<<<<
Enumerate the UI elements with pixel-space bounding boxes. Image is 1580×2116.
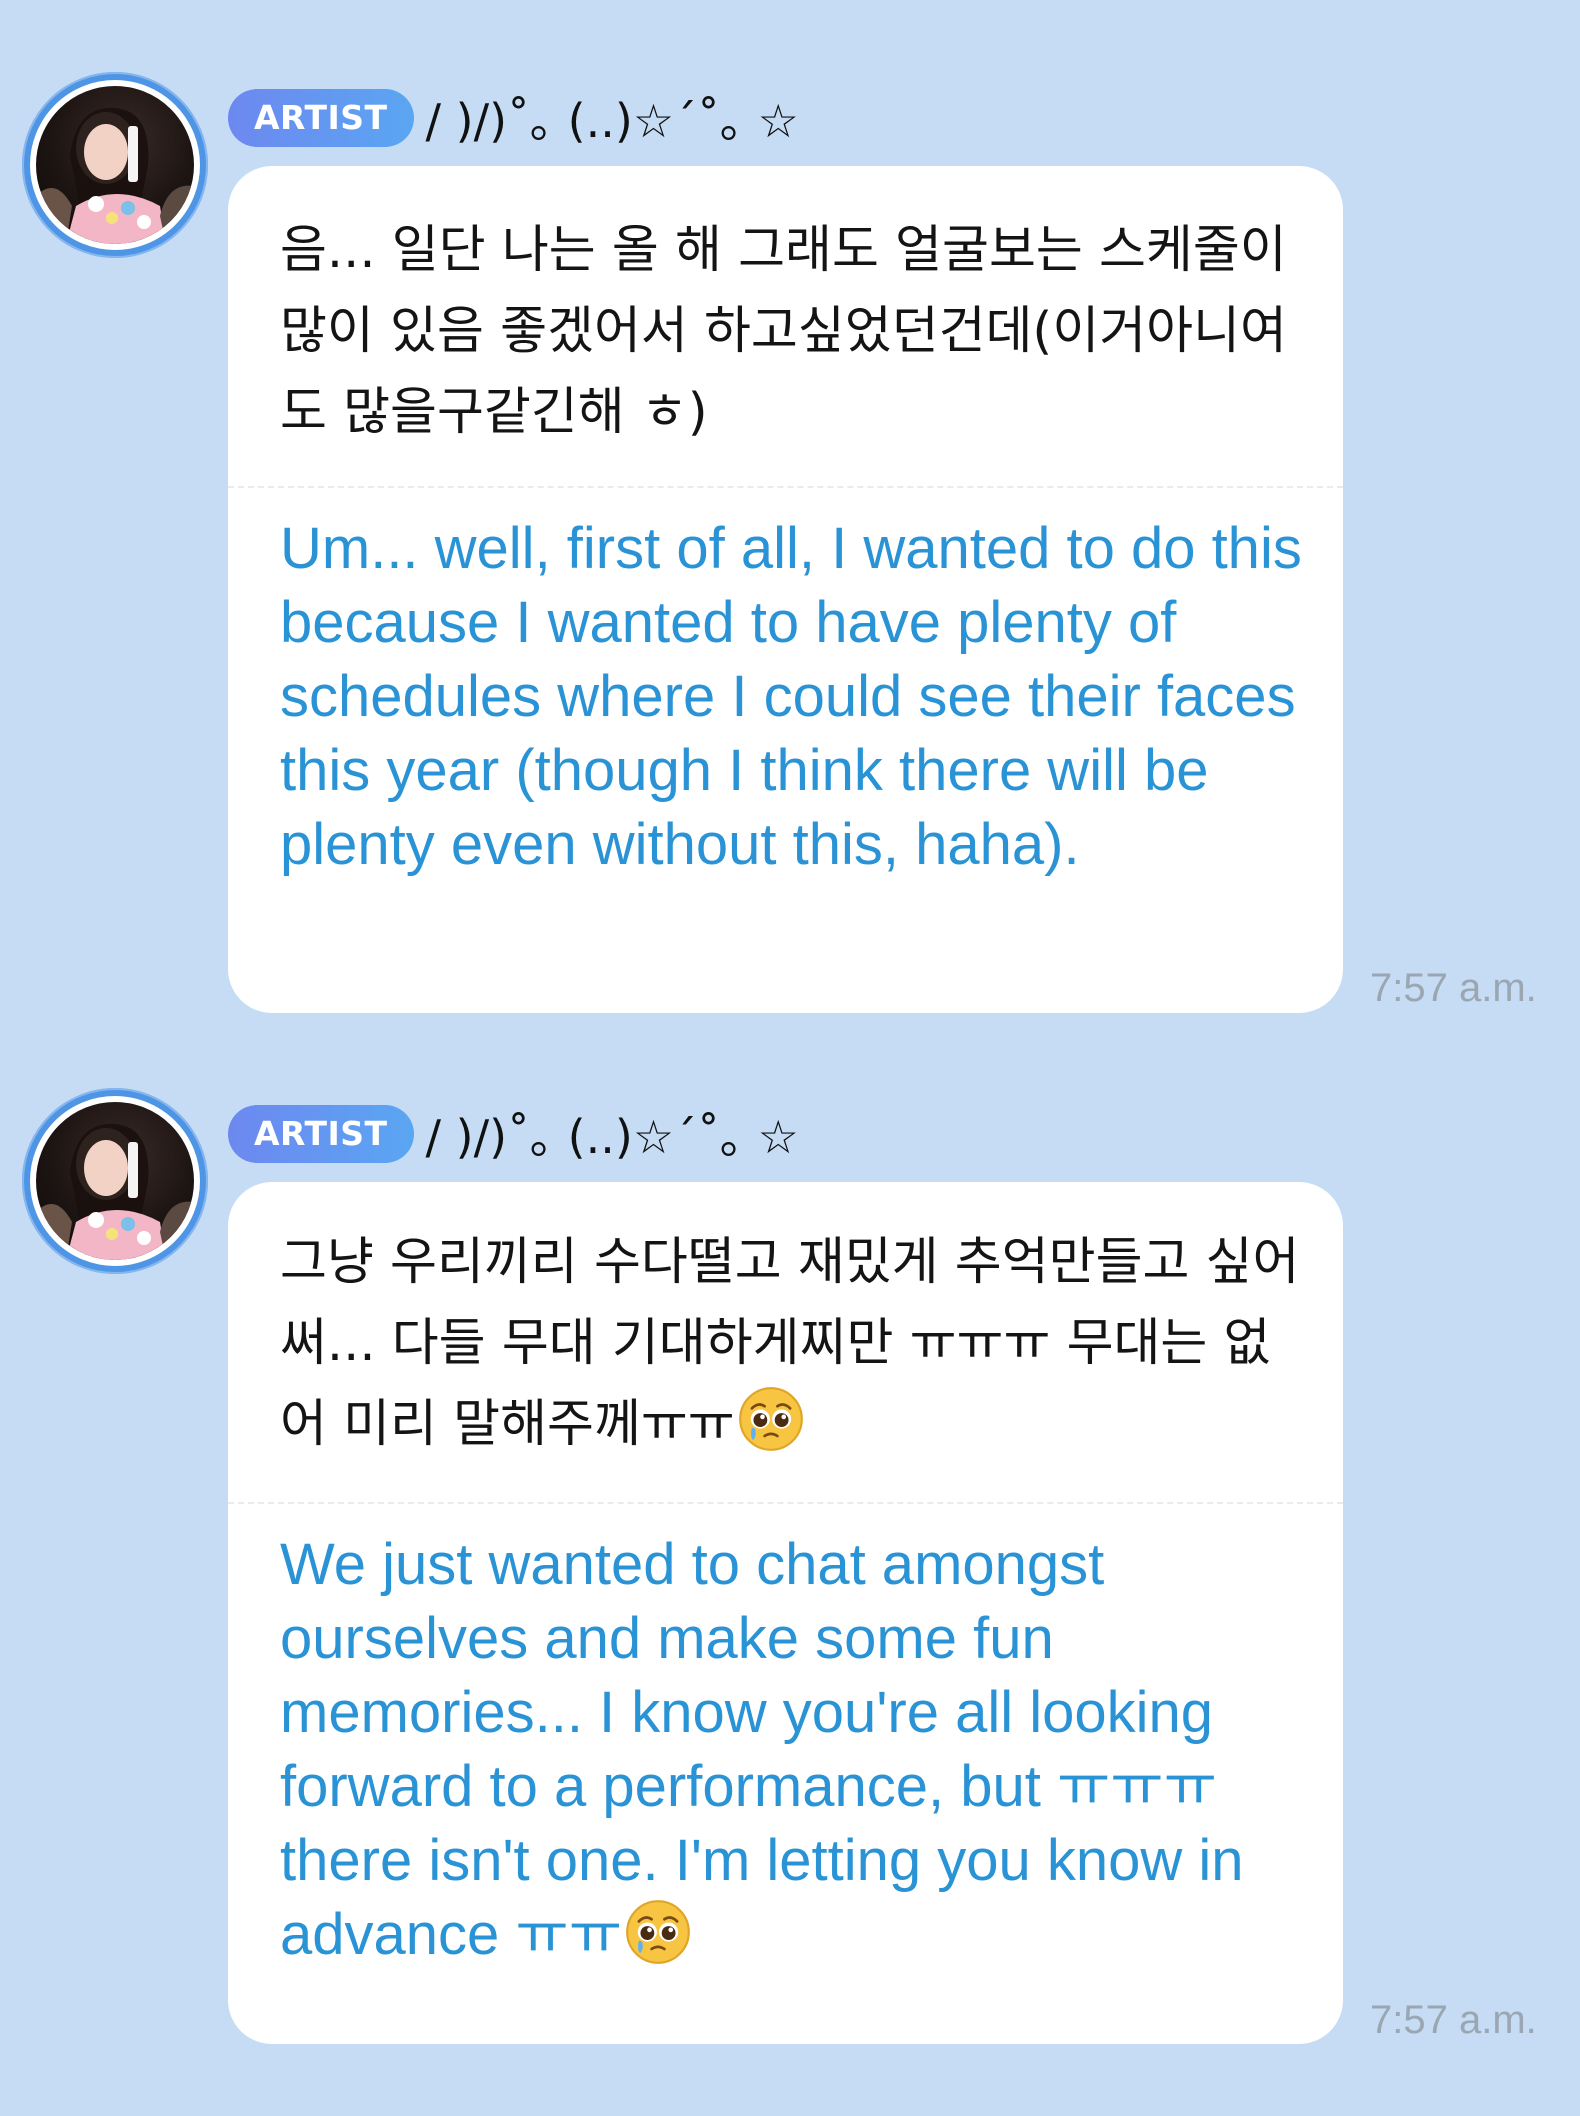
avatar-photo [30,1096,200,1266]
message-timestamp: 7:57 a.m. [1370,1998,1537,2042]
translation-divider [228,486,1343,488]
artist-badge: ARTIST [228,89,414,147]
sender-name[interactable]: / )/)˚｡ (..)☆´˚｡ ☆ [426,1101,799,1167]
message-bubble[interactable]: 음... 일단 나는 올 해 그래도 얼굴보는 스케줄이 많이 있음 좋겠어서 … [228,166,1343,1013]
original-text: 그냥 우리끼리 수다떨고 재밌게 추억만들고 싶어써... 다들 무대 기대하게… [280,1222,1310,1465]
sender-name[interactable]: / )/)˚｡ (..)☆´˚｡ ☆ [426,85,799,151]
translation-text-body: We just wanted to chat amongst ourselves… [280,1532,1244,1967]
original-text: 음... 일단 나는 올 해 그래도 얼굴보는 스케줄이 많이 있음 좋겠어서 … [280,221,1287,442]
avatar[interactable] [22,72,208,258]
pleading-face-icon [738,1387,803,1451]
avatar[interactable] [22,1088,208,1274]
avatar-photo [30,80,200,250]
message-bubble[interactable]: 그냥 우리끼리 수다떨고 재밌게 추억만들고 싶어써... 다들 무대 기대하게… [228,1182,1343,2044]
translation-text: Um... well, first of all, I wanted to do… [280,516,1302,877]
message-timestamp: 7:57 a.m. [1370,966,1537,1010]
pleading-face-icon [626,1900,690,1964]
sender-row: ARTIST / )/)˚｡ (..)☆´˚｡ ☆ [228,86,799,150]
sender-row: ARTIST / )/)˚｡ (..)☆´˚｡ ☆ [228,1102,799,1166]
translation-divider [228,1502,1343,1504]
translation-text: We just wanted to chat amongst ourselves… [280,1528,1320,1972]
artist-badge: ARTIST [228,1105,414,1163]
>>>>
<<<<
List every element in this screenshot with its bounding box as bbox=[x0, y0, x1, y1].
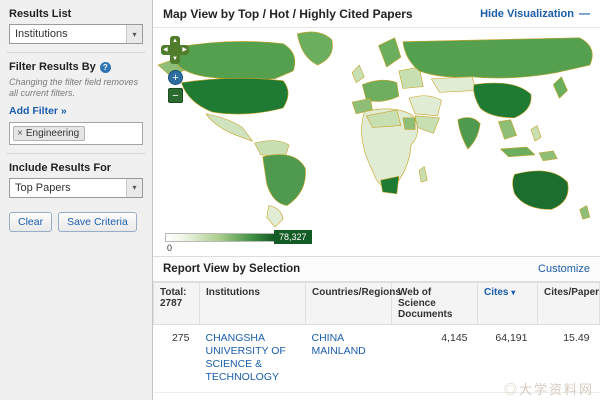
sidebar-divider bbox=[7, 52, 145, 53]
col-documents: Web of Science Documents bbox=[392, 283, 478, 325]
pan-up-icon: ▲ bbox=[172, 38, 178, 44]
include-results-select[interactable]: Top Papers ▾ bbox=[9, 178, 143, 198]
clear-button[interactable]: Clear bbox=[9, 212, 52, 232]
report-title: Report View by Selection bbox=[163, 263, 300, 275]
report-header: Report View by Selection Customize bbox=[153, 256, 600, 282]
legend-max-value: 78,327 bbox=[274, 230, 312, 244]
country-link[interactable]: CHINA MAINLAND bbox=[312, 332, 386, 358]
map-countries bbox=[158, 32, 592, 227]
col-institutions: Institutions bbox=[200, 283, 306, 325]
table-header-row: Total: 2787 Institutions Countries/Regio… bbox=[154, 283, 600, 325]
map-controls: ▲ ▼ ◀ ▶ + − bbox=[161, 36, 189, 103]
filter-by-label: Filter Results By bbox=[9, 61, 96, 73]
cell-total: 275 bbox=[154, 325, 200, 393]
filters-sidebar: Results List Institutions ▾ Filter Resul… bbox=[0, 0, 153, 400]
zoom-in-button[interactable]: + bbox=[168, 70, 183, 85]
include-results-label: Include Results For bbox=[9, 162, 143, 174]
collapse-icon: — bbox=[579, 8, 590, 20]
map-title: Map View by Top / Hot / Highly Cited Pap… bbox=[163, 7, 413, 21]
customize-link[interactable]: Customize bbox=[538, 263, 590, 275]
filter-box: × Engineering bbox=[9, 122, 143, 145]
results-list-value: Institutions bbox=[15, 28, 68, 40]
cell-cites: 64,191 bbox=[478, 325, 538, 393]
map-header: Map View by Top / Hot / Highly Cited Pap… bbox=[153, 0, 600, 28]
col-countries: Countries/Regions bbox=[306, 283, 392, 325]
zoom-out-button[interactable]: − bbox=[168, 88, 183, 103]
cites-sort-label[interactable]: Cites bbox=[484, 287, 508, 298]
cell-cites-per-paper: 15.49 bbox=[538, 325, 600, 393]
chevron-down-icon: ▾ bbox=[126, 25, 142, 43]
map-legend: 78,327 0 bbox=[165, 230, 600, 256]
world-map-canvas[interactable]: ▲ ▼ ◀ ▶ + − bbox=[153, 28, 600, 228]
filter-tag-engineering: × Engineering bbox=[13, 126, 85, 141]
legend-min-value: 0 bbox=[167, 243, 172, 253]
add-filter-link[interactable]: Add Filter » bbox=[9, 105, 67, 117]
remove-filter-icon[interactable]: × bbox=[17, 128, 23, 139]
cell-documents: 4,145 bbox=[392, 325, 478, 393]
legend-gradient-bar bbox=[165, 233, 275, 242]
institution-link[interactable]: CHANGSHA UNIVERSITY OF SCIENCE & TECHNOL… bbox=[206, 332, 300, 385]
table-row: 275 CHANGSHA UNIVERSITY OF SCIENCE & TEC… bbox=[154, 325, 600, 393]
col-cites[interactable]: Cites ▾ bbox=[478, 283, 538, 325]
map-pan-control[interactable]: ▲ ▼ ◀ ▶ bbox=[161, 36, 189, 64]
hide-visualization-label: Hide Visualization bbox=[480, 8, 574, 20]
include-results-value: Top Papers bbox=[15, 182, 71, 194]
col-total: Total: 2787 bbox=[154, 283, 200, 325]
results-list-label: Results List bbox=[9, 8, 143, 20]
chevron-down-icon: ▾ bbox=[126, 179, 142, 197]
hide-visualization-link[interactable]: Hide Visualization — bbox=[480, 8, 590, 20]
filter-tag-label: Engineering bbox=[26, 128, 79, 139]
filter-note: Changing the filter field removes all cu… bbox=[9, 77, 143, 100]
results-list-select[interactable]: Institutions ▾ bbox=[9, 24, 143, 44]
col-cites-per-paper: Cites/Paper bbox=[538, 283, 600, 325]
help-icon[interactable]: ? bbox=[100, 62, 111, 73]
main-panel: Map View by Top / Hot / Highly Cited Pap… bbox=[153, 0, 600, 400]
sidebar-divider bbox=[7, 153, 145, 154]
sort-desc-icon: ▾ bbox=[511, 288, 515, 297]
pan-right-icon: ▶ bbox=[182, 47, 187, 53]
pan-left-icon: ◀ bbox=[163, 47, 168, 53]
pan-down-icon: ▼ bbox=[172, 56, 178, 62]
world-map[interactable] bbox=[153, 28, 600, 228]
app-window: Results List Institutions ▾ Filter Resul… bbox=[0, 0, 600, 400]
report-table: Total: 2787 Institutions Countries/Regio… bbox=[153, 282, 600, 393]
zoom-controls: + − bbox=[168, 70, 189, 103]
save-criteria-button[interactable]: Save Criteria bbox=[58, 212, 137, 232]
>>>>
_Problem details_. Gather every line in the listing above that contains the word "report".

_Task result_.
report-title: Report View by Selection bbox=[163, 263, 300, 275]
report-header: Report View by Selection Customize bbox=[153, 256, 600, 282]
report-table: Total: 2787 Institutions Countries/Regio… bbox=[153, 282, 600, 393]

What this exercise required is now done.